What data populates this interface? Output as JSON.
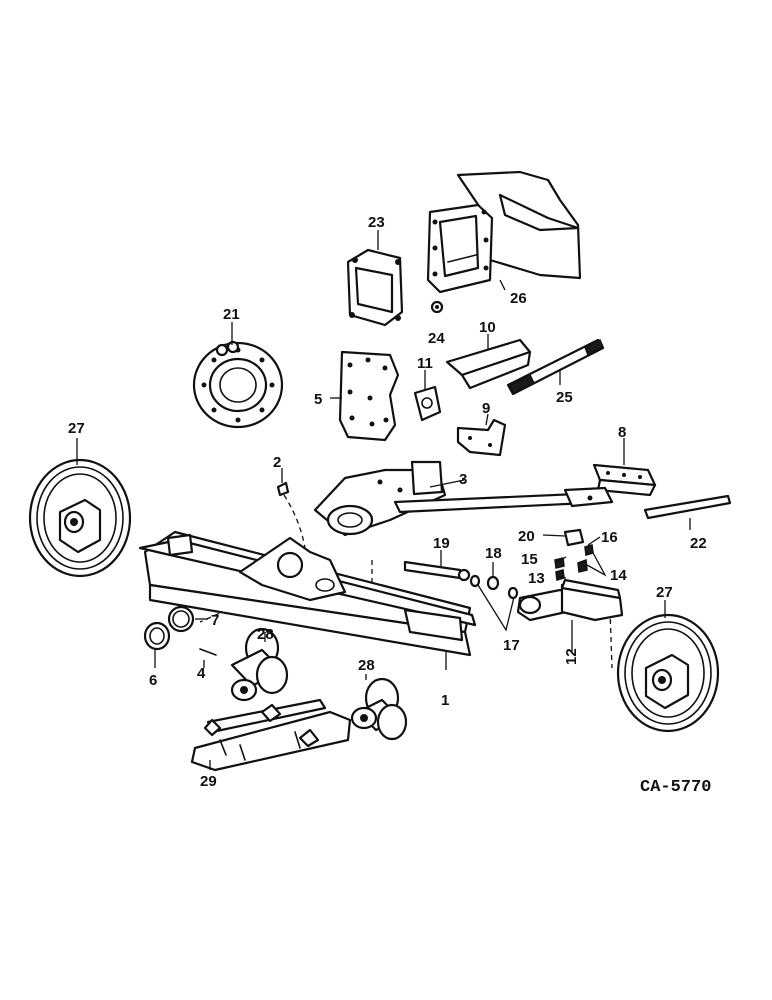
{
  "figure": {
    "drawing_code": "CA-5770"
  },
  "callouts": {
    "c1": "1",
    "c2": "2",
    "c3": "3",
    "c4": "4",
    "c5": "5",
    "c6": "6",
    "c7": "7",
    "c8": "8",
    "c9": "9",
    "c10": "10",
    "c11": "11",
    "c12": "12",
    "c13": "13",
    "c14": "14",
    "c15": "15",
    "c16": "16",
    "c17": "17",
    "c18": "18",
    "c19": "19",
    "c20": "20",
    "c21": "21",
    "c22": "22",
    "c23": "23",
    "c24": "24",
    "c25": "25",
    "c26": "26",
    "c27a": "27",
    "c27b": "27",
    "c28a": "28",
    "c28b": "28",
    "c29": "29"
  }
}
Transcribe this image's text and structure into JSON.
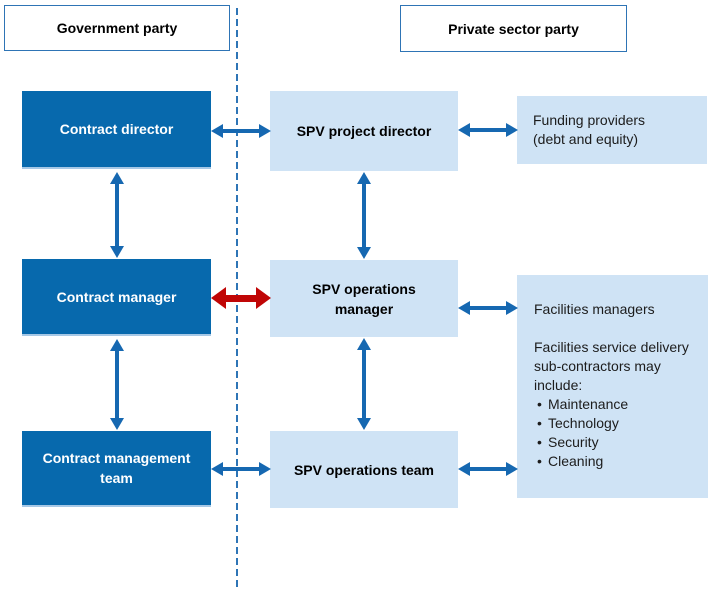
{
  "diagram": {
    "headers": {
      "government": "Government party",
      "private": "Private sector party"
    },
    "government_boxes": [
      {
        "label": "Contract director"
      },
      {
        "label": "Contract manager"
      },
      {
        "label": "Contract management team"
      }
    ],
    "spv_boxes": [
      {
        "label": "SPV project director"
      },
      {
        "label": "SPV operations manager"
      },
      {
        "label": "SPV operations team"
      }
    ],
    "funding_box": {
      "line1": "Funding providers",
      "line2": "(debt and equity)"
    },
    "facilities_box": {
      "heading": "Facilities managers",
      "description": "Facilities service delivery sub-contractors may include:",
      "bullet_char": "•",
      "bullets": [
        "Maintenance",
        "Technology",
        "Security",
        "Cleaning"
      ]
    },
    "colors": {
      "dark_box": "#0769ad",
      "light_box": "#cfe3f5",
      "arrow_blue": "#1668b1",
      "arrow_red": "#c00606",
      "header_border": "#2e74b5",
      "divider": "#2e75b6"
    }
  }
}
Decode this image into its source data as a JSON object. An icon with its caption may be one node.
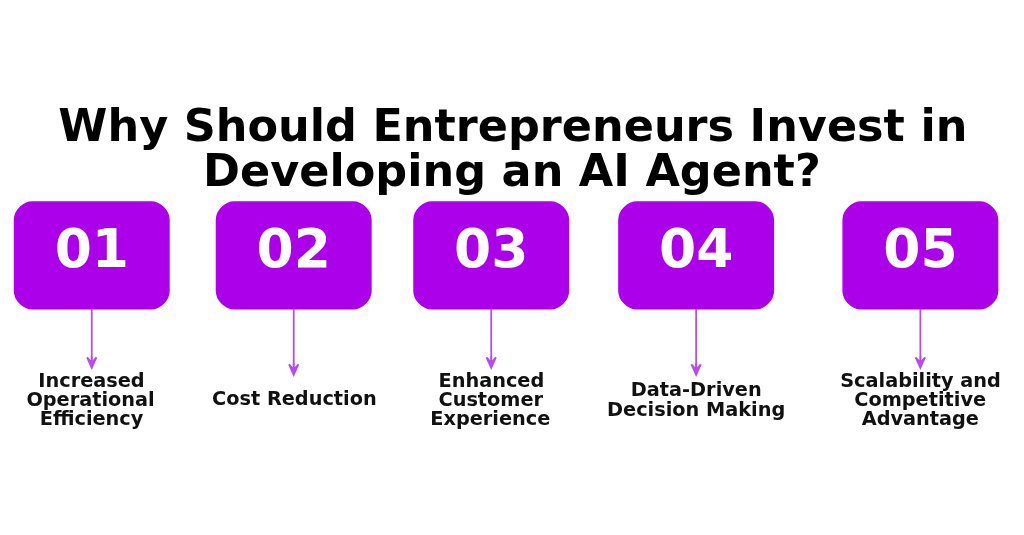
{
  "diagram": {
    "title": "Why Should Entrepreneurs Invest in Developing an AI Agent?",
    "nodes": [
      {
        "text": [
          "01"
        ]
      },
      {
        "text": [
          "02"
        ]
      },
      {
        "text": [
          "03"
        ]
      },
      {
        "text": [
          "04"
        ]
      },
      {
        "text": [
          "05"
        ]
      },
      {
        "text": [
          "Increased Operational Efficiency"
        ]
      },
      {
        "text": [
          "Cost Reduction"
        ]
      },
      {
        "text": [
          "Enhanced Customer Experience"
        ]
      },
      {
        "text": [
          "Data-Driven Decision Making"
        ]
      },
      {
        "text": [
          "Scalability and Competitive Advantage"
        ]
      }
    ],
    "edges": [
      {
        "from": 0,
        "to": 5,
        "arrow": "to"
      },
      {
        "from": 1,
        "to": 6,
        "arrow": "to"
      },
      {
        "from": 2,
        "to": 7,
        "arrow": "to"
      },
      {
        "from": 3,
        "to": 8,
        "arrow": "to"
      },
      {
        "from": 4,
        "to": 9,
        "arrow": "to"
      }
    ]
  }
}
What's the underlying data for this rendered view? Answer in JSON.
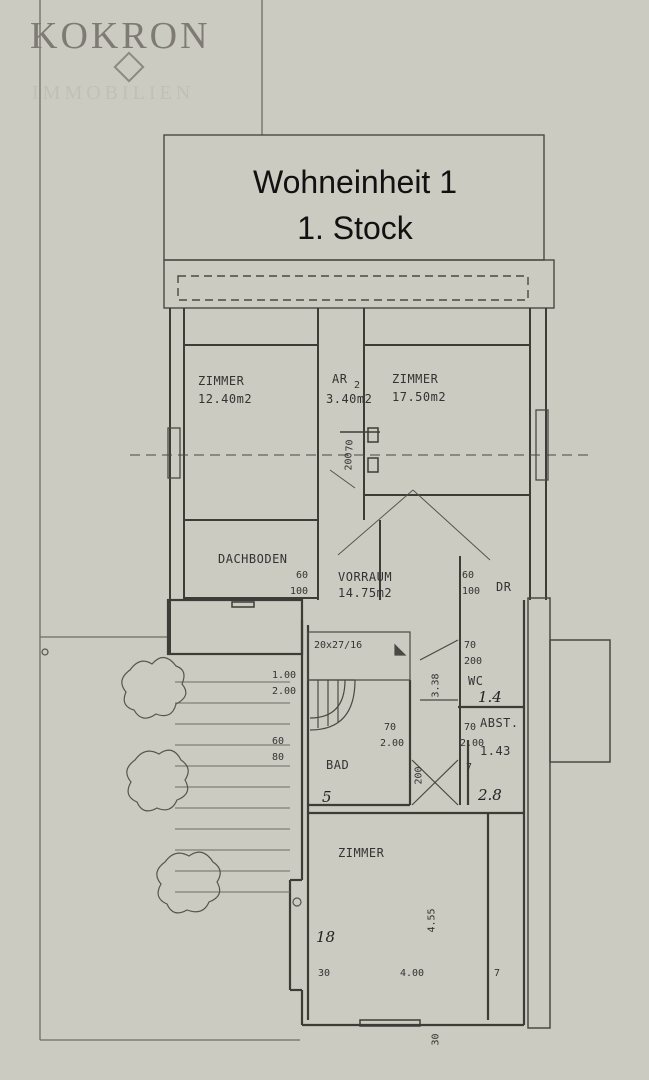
{
  "brand": {
    "logo_text": "KOKRON",
    "sub_text": "IMMOBILIEN"
  },
  "heading": {
    "line1": "Wohneinheit 1",
    "line2": "1. Stock"
  },
  "rooms": {
    "zimmer_left": {
      "name": "ZIMMER",
      "area": "12.40m2"
    },
    "ar": {
      "name": "AR",
      "area": "3.40m2"
    },
    "zimmer_right": {
      "name": "ZIMMER",
      "area": "17.50m2"
    },
    "dachboden": {
      "name": "DACHBODEN"
    },
    "vorraum": {
      "name": "VORRAUM",
      "area": "14.75m2"
    },
    "dr": {
      "name": "DR"
    },
    "wc": {
      "name": "WC",
      "handwritten": "1.4"
    },
    "abst": {
      "name": "ABST.",
      "area": "1.43",
      "handwritten": "2.8"
    },
    "bad": {
      "name": "BAD",
      "handwritten": "5"
    },
    "zimmer_bottom": {
      "name": "ZIMMER",
      "handwritten": "18"
    }
  },
  "dimensions": {
    "ar_2": "2",
    "ar_door": [
      "70",
      "200"
    ],
    "dachboden_door": [
      "60",
      "100"
    ],
    "vorraum_door": [
      "60",
      "100"
    ],
    "stair": "20x27/16",
    "stair_side": [
      "1.00",
      "2.00"
    ],
    "bad_left": [
      "60",
      "80"
    ],
    "bad_door": [
      "70",
      "2.00"
    ],
    "wc_door": [
      "70",
      "200"
    ],
    "abst_door": [
      "70",
      "2.00"
    ],
    "abst_seven": "7",
    "corridor": "3.38",
    "small_200": "200",
    "zimmer_depth": "4.55",
    "zimmer_width": "4.00",
    "zimmer_left_wall": "30",
    "zimmer_right_wall": "7",
    "bottom_wall": "30"
  }
}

=-=-=-=-=

- Short exercise
Reproduce the material in its entirety and word for word, without the pictures.

- Expected output
What data populates this interface? Output as JSON.
{
  "figure": {
    "drawing_code": "CA-5770"
  },
  "callouts": {
    "c1": "1",
    "c2": "2",
    "c3": "3",
    "c4": "4",
    "c5": "5",
    "c6": "6",
    "c7": "7",
    "c8": "8",
    "c9": "9",
    "c10": "10",
    "c11": "11",
    "c12": "12",
    "c13": "13",
    "c14": "14",
    "c15": "15",
    "c16": "16",
    "c17": "17",
    "c18": "18",
    "c19": "19",
    "c20": "20",
    "c21": "21",
    "c22": "22",
    "c23": "23",
    "c24": "24",
    "c25": "25",
    "c26": "26",
    "c27a": "27",
    "c27b": "27",
    "c28a": "28",
    "c28b": "28",
    "c29": "29"
  }
}
Transcribe this image's text and structure into JSON.
{
  "diagram": {
    "headers": {
      "government": "Government party",
      "private": "Private sector party"
    },
    "government_boxes": [
      {
        "label": "Contract director"
      },
      {
        "label": "Contract manager"
      },
      {
        "label": "Contract management team"
      }
    ],
    "spv_boxes": [
      {
        "label": "SPV project director"
      },
      {
        "label": "SPV operations manager"
      },
      {
        "label": "SPV operations team"
      }
    ],
    "funding_box": {
      "line1": "Funding providers",
      "line2": "(debt and equity)"
    },
    "facilities_box": {
      "heading": "Facilities managers",
      "description": "Facilities service delivery sub-contractors may include:",
      "bullet_char": "•",
      "bullets": [
        "Maintenance",
        "Technology",
        "Security",
        "Cleaning"
      ]
    },
    "colors": {
      "dark_box": "#0769ad",
      "light_box": "#cfe3f5",
      "arrow_blue": "#1668b1",
      "arrow_red": "#c00606",
      "header_border": "#2e74b5",
      "divider": "#2e75b6"
    }
  }
}
Decode this image into its source data as a JSON object. An icon with its caption may be one node.
{
  "diagram": {
    "title": "Why Should Entrepreneurs Invest in Developing an AI Agent?",
    "nodes": [
      {
        "text": [
          "01"
        ]
      },
      {
        "text": [
          "02"
        ]
      },
      {
        "text": [
          "03"
        ]
      },
      {
        "text": [
          "04"
        ]
      },
      {
        "text": [
          "05"
        ]
      },
      {
        "text": [
          "Increased Operational Efficiency"
        ]
      },
      {
        "text": [
          "Cost Reduction"
        ]
      },
      {
        "text": [
          "Enhanced Customer Experience"
        ]
      },
      {
        "text": [
          "Data-Driven Decision Making"
        ]
      },
      {
        "text": [
          "Scalability and Competitive Advantage"
        ]
      }
    ],
    "edges": [
      {
        "from": 0,
        "to": 5,
        "arrow": "to"
      },
      {
        "from": 1,
        "to": 6,
        "arrow": "to"
      },
      {
        "from": 2,
        "to": 7,
        "arrow": "to"
      },
      {
        "from": 3,
        "to": 8,
        "arrow": "to"
      },
      {
        "from": 4,
        "to": 9,
        "arrow": "to"
      }
    ]
  }
}
What's the underlying data for this rendered view? Answer in JSON.
{
  "brand": {
    "logo_text": "KOKRON",
    "sub_text": "IMMOBILIEN"
  },
  "heading": {
    "line1": "Wohneinheit 1",
    "line2": "1. Stock"
  },
  "rooms": {
    "zimmer_left": {
      "name": "ZIMMER",
      "area": "12.40m2"
    },
    "ar": {
      "name": "AR",
      "area": "3.40m2"
    },
    "zimmer_right": {
      "name": "ZIMMER",
      "area": "17.50m2"
    },
    "dachboden": {
      "name": "DACHBODEN"
    },
    "vorraum": {
      "name": "VORRAUM",
      "area": "14.75m2"
    },
    "dr": {
      "name": "DR"
    },
    "wc": {
      "name": "WC",
      "handwritten": "1.4"
    },
    "abst": {
      "name": "ABST.",
      "area": "1.43",
      "handwritten": "2.8"
    },
    "bad": {
      "name": "BAD",
      "handwritten": "5"
    },
    "zimmer_bottom": {
      "name": "ZIMMER",
      "handwritten": "18"
    }
  },
  "dimensions": {
    "ar_2": "2",
    "ar_door": [
      "70",
      "200"
    ],
    "dachboden_door": [
      "60",
      "100"
    ],
    "vorraum_door": [
      "60",
      "100"
    ],
    "stair": "20x27/16",
    "stair_side": [
      "1.00",
      "2.00"
    ],
    "bad_left": [
      "60",
      "80"
    ],
    "bad_door": [
      "70",
      "2.00"
    ],
    "wc_door": [
      "70",
      "200"
    ],
    "abst_door": [
      "70",
      "2.00"
    ],
    "abst_seven": "7",
    "corridor": "3.38",
    "small_200": "200",
    "zimmer_depth": "4.55",
    "zimmer_width": "4.00",
    "zimmer_left_wall": "30",
    "zimmer_right_wall": "7",
    "bottom_wall": "30"
  }
}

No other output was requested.